- **Request**
Work out the number of lines containing "JSON". Give that number alone.

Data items
○ ○ ○ ○ ○ ○ ○

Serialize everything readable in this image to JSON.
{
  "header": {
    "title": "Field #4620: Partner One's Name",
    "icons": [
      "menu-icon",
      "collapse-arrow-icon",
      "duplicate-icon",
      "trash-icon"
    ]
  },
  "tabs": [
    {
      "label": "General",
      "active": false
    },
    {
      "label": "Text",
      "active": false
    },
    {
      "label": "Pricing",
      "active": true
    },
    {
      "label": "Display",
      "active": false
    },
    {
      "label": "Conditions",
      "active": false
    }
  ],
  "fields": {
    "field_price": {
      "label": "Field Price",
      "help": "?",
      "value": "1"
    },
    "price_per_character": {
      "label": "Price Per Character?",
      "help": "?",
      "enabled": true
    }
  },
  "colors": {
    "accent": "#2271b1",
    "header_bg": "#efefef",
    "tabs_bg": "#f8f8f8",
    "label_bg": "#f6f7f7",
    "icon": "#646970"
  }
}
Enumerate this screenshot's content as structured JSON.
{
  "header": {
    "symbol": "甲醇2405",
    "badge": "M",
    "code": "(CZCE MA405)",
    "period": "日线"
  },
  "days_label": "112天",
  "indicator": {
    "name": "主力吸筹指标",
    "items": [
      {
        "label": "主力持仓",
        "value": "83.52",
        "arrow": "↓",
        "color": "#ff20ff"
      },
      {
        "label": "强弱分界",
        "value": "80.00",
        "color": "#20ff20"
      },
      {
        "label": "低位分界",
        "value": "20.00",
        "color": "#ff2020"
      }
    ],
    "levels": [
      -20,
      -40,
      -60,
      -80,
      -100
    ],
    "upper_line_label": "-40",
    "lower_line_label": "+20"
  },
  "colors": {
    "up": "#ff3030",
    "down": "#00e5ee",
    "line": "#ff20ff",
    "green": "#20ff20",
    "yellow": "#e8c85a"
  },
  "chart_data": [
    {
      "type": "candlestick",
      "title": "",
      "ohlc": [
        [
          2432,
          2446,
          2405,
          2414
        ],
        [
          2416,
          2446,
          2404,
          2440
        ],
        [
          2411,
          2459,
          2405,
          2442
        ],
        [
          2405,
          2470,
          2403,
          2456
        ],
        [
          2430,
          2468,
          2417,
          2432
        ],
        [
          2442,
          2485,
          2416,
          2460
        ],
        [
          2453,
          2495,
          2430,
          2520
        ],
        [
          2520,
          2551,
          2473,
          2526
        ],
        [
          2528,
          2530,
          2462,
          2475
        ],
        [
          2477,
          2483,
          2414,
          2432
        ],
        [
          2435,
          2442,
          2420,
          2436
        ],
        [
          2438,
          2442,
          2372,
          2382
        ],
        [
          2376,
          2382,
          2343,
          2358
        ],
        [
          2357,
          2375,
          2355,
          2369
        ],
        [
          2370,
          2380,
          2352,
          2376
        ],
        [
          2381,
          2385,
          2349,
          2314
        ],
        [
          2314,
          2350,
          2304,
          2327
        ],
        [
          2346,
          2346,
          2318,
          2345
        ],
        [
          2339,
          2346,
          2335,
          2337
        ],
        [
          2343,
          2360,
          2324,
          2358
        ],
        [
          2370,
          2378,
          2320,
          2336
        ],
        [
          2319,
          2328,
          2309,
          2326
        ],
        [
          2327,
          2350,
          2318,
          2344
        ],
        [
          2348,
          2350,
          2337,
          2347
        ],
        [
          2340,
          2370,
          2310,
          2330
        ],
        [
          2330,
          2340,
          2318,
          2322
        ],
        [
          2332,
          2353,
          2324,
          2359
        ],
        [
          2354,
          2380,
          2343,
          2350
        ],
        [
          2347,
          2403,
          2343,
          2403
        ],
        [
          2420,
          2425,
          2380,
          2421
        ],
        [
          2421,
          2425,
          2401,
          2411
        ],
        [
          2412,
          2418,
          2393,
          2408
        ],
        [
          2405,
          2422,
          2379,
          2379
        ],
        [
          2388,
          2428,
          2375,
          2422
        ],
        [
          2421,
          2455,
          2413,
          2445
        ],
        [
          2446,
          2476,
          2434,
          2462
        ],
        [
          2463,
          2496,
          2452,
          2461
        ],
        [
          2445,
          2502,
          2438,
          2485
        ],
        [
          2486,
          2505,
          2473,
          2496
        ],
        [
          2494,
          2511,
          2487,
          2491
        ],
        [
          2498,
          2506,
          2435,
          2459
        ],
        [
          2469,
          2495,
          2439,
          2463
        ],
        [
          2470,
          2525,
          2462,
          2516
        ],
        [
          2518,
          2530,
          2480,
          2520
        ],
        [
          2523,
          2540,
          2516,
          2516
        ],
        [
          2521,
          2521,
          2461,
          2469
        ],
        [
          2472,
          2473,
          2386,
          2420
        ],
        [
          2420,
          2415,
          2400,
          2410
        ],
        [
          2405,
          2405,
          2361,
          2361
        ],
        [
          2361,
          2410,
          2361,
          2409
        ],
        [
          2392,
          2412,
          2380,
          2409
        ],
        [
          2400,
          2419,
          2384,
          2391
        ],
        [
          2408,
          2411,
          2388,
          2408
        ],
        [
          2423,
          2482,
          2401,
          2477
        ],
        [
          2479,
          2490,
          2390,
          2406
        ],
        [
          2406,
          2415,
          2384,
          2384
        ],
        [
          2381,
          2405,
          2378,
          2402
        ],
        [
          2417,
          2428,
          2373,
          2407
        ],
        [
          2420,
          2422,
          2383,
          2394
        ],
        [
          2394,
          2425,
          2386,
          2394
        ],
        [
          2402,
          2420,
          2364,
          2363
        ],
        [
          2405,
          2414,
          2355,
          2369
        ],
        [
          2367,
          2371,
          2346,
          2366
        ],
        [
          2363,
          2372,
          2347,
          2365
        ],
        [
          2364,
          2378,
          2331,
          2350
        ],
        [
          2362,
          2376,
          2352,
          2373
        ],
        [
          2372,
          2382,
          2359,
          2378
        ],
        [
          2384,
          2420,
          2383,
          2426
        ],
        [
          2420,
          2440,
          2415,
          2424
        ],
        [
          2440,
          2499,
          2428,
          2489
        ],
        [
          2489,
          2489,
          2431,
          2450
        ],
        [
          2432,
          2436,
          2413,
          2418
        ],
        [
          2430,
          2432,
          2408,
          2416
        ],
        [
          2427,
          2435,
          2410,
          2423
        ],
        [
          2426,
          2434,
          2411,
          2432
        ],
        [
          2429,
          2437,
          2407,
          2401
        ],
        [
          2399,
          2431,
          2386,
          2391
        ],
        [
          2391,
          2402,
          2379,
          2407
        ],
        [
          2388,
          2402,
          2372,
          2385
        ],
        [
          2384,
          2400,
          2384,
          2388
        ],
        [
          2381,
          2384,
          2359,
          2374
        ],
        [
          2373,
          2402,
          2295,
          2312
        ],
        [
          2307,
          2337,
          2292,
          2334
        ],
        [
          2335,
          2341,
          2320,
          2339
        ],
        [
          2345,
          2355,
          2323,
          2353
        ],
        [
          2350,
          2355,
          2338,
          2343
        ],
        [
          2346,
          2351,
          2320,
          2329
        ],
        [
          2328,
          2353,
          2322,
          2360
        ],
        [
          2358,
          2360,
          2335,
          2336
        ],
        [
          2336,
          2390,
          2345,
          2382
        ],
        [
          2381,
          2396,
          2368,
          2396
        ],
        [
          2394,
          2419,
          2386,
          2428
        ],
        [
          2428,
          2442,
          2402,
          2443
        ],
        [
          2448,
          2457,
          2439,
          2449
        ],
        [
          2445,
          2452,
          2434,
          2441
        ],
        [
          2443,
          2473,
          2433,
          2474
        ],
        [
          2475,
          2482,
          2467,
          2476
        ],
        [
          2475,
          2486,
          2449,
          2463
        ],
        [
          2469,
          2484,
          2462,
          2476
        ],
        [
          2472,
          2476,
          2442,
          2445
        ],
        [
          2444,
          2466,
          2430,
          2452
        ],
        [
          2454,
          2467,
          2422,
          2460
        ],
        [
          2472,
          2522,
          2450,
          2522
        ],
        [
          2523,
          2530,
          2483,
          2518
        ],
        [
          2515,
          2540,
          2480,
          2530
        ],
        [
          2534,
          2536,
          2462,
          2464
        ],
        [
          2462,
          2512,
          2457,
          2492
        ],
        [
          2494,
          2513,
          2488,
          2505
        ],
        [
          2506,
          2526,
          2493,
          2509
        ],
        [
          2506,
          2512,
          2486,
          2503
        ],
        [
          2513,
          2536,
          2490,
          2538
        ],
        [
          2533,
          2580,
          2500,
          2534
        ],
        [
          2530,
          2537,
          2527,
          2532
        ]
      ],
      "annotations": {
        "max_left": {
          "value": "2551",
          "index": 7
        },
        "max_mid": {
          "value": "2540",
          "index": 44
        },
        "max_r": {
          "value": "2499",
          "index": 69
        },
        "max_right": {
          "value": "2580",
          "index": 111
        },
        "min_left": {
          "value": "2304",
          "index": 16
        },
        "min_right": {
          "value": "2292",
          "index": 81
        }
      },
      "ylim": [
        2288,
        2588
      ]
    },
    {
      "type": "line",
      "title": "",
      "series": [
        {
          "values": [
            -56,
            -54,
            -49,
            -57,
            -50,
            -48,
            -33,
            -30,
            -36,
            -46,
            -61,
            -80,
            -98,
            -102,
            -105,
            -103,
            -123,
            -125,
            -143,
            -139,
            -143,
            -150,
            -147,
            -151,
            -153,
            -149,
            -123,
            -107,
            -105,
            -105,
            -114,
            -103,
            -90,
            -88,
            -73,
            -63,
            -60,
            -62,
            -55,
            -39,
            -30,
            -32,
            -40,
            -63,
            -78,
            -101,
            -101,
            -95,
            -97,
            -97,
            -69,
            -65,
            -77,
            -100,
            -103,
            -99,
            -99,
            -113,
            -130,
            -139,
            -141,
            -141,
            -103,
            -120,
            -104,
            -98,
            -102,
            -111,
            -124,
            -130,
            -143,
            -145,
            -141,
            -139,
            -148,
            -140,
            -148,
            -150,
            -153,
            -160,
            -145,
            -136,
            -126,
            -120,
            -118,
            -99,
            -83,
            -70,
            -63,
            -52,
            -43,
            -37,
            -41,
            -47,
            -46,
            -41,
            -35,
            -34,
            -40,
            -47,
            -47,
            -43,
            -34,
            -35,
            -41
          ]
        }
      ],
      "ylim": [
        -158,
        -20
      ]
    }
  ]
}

○ ○ ○ ○ ○ ○ ○

- **Response below**
2